* **YOUR GOAL**: Whenever a line below holds the word "from", copy that line.

* **SOURCE MATERIAL**:
================================
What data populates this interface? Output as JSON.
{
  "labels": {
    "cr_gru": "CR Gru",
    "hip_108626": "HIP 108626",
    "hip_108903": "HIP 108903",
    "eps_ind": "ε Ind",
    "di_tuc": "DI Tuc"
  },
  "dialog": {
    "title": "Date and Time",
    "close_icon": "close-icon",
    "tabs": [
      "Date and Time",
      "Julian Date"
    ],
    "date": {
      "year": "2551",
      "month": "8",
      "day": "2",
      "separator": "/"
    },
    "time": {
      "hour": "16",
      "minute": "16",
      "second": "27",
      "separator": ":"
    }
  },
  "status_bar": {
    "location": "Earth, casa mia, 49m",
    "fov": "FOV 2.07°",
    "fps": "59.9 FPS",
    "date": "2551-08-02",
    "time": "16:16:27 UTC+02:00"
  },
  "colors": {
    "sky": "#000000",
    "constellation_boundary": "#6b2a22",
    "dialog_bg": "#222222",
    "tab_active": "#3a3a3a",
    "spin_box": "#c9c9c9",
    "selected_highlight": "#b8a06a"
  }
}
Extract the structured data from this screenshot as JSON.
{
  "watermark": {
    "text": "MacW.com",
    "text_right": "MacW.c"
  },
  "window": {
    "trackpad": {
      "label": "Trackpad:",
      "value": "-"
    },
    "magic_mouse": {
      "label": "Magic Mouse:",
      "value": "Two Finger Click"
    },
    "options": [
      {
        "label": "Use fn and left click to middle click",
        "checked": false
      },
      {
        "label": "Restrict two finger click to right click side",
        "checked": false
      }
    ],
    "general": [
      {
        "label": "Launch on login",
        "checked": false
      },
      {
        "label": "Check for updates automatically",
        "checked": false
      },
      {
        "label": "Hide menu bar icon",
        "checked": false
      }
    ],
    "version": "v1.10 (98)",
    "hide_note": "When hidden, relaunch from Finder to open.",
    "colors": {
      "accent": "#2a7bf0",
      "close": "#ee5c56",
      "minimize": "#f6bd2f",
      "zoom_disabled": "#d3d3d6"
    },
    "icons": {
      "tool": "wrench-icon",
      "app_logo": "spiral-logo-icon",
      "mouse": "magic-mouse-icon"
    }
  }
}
================================
* **EXERCISE RESULT**:
Extract the structured data from this screenshot as JSON.
    "hide_note": "When hidden, relaunch from Finder to open.",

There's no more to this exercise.